Start of ROWS
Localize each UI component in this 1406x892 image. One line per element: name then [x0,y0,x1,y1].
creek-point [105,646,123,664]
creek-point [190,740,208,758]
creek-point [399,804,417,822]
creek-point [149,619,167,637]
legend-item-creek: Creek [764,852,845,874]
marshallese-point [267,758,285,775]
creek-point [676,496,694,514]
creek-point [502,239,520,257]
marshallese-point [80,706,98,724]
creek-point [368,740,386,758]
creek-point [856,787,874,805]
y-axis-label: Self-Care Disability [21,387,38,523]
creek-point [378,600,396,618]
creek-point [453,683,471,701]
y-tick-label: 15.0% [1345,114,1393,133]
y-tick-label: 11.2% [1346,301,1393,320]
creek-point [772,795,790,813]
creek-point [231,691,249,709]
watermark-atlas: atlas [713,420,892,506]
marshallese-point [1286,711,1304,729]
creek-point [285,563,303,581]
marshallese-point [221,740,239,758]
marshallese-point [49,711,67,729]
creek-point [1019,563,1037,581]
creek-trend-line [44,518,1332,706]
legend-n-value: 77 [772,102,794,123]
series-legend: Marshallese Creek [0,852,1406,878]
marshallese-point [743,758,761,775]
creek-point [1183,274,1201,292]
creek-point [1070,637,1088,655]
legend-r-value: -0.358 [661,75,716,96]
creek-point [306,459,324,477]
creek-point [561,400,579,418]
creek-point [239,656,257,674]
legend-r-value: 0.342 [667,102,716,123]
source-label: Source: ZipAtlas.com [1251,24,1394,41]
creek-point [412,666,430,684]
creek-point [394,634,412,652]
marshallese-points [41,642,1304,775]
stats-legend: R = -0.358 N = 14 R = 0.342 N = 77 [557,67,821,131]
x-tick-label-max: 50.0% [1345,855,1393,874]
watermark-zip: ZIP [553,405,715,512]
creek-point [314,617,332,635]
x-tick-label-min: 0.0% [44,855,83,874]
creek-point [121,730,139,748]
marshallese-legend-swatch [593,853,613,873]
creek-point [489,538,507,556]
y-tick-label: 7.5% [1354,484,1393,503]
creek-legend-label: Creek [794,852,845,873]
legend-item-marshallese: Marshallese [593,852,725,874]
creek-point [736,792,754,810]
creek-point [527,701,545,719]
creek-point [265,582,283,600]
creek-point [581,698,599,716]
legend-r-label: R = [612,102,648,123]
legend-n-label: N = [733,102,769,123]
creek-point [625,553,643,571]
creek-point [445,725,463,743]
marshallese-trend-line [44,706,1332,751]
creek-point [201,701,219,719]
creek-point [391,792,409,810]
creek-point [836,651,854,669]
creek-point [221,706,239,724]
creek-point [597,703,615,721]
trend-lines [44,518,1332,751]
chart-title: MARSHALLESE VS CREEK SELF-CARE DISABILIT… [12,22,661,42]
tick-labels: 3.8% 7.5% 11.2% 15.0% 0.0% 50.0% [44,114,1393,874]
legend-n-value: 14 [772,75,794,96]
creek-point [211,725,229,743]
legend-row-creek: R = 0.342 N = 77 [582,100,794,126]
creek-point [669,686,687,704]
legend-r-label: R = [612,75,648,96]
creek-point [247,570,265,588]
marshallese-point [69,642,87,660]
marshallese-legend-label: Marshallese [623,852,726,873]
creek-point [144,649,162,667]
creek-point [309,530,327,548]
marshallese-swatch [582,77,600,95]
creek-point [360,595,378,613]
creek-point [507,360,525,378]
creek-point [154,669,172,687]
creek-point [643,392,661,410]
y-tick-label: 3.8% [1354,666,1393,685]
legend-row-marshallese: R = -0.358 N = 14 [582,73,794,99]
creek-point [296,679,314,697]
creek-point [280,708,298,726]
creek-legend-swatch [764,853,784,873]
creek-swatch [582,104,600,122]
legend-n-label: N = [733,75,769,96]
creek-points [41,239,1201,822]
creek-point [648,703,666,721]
End of ROWS
■ **WORK INSTRUCTIONS**:
Copy the records without changes, starting at the first line and ending with the line that contains "creek-point [445,725,463,743]", including that line.

■ **EXPECTED OUTPUT**:
Localize each UI component in this 1406x892 image. One line per element: name then [x0,y0,x1,y1].
creek-point [105,646,123,664]
creek-point [190,740,208,758]
creek-point [399,804,417,822]
creek-point [149,619,167,637]
legend-item-creek: Creek [764,852,845,874]
marshallese-point [267,758,285,775]
creek-point [676,496,694,514]
creek-point [502,239,520,257]
marshallese-point [80,706,98,724]
creek-point [368,740,386,758]
creek-point [856,787,874,805]
y-axis-label: Self-Care Disability [21,387,38,523]
creek-point [378,600,396,618]
creek-point [453,683,471,701]
y-tick-label: 15.0% [1345,114,1393,133]
y-tick-label: 11.2% [1346,301,1393,320]
creek-point [772,795,790,813]
creek-point [231,691,249,709]
watermark-atlas: atlas [713,420,892,506]
marshallese-point [1286,711,1304,729]
creek-point [285,563,303,581]
marshallese-point [221,740,239,758]
marshallese-point [49,711,67,729]
creek-point [1019,563,1037,581]
creek-trend-line [44,518,1332,706]
legend-n-value: 77 [772,102,794,123]
series-legend: Marshallese Creek [0,852,1406,878]
marshallese-point [743,758,761,775]
creek-point [1183,274,1201,292]
creek-point [1070,637,1088,655]
legend-r-value: -0.358 [661,75,716,96]
creek-point [306,459,324,477]
creek-point [561,400,579,418]
creek-point [239,656,257,674]
legend-r-value: 0.342 [667,102,716,123]
source-label: Source: ZipAtlas.com [1251,24,1394,41]
creek-point [412,666,430,684]
creek-point [394,634,412,652]
marshallese-points [41,642,1304,775]
stats-legend: R = -0.358 N = 14 R = 0.342 N = 77 [557,67,821,131]
x-tick-label-max: 50.0% [1345,855,1393,874]
watermark-zip: ZIP [553,405,715,512]
creek-point [314,617,332,635]
x-tick-label-min: 0.0% [44,855,83,874]
creek-point [121,730,139,748]
marshallese-legend-swatch [593,853,613,873]
creek-point [489,538,507,556]
y-tick-label: 7.5% [1354,484,1393,503]
creek-legend-label: Creek [794,852,845,873]
legend-item-marshallese: Marshallese [593,852,725,874]
creek-point [736,792,754,810]
creek-point [527,701,545,719]
creek-point [265,582,283,600]
creek-point [581,698,599,716]
legend-r-label: R = [612,102,648,123]
legend-n-label: N = [733,102,769,123]
creek-point [625,553,643,571]
creek-point [445,725,463,743]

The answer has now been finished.